# REQUIRED WORK
Reproduce all entries precisely, down to the last character.

begin INFORMATION GIVEN

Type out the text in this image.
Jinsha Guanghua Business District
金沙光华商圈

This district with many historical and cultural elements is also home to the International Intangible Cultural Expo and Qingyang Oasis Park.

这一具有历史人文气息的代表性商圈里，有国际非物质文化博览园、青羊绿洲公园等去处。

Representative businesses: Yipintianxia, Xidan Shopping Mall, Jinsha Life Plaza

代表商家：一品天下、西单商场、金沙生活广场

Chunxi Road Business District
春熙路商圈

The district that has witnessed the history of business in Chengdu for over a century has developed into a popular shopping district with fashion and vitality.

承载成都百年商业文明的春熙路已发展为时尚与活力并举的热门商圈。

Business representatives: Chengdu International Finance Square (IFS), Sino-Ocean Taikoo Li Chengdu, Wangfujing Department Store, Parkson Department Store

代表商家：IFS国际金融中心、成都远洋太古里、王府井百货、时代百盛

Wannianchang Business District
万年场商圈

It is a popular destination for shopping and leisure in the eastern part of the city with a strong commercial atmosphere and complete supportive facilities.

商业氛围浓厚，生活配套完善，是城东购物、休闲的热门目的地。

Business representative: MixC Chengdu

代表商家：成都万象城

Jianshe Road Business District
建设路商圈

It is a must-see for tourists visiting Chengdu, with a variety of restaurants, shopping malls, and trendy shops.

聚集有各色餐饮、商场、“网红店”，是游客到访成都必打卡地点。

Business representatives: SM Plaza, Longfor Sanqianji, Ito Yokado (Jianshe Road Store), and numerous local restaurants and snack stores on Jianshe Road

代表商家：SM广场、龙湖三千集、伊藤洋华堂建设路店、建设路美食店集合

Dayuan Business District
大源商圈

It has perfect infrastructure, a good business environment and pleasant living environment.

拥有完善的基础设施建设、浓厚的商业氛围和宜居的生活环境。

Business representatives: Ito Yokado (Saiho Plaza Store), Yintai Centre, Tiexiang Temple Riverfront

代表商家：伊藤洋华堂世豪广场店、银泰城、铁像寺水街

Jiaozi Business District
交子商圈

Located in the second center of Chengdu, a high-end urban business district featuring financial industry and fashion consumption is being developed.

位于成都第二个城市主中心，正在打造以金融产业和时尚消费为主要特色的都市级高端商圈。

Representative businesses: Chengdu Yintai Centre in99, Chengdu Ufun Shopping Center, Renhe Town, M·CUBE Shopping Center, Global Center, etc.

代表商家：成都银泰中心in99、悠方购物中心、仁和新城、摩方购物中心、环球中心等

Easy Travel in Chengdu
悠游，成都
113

end INFORMATION GIVEN

# ANSWER TO THE PROBLEM
Type out the text in this image.
Jinsha Guanghua Business District
金沙光华商圈

This district with many historical and cultural elements is also home to the International Intangible Cultural Expo and Qingyang Oasis Park.

这一具有历史人文气息的代表性商圈里，有国际非物质文化博览园、青羊绿洲公园等去处。

Representative businesses: Yipintianxia, Xidan Shopping Mall, Jinsha Life Plaza

代表商家：一品天下、西单商场、金沙生活广场

Chunxi Road Business District
春熙路商圈

The district that has witnessed the history of business in Chengdu for over a century has developed into a popular shopping district with fashion and vitality.

承载成都百年商业文明的春熙路已发展为时尚与活力并举的热门商圈。

Business representatives: Chengdu International Finance Square (IFS), Sino-Ocean Taikoo Li Chengdu, Wangfujing Department Store, Parkson Department Store

代表商家：IFS国际金融中心、成都远洋太古里、王府井百货、时代百盛

Wannianchang Business District
万年场商圈

It is a popular destination for shopping and leisure in the eastern part of the city with a strong commercial atmosphere and complete supportive facilities.

商业氛围浓厚，生活配套完善，是城东购物、休闲的热门目的地。

Business representative: MixC Chengdu

代表商家：成都万象城

Jianshe Road Business District
建设路商圈

It is a must-see for tourists visiting Chengdu, with a variety of restaurants, shopping malls, and trendy shops.

聚集有各色餐饮、商场、“网红店”，是游客到访成都必打卡地点。

Business representatives: SM Plaza, Longfor Sanqianji, Ito Yokado (Jianshe Road Store), and numerous local restaurants and snack stores on Jianshe Road

代表商家：SM广场、龙湖三千集、伊藤洋华堂建设路店、建设路美食店集合

Dayuan Business District
大源商圈

It has perfect infrastructure, a good business environment and pleasant living environment.

拥有完善的基础设施建设、浓厚的商业氛围和宜居的生活环境。

Business representatives: Ito Yokado (Saiho Plaza Store), Yintai Centre, Tiexiang Temple Riverfront

代表商家：伊藤洋华堂世豪广场店、银泰城、铁像寺水街

Jiaozi Business District
交子商圈

Located in the second center of Chengdu, a high-end urban business district featuring financial industry and fashion consumption is being developed.

位于成都第二个城市主中心，正在打造以金融产业和时尚消费为主要特色的都市级高端商圈。

Representative businesses: Chengdu Yintai Centre in99, Chengdu Ufun Shopping Center, Renhe Town, M·CUBE Shopping Center, Global Center, etc.

代表商家：成都银泰中心in99、悠方购物中心、仁和新城、摩方购物中心、环球中心等

Easy Travel in Chengdu
悠游，成都
113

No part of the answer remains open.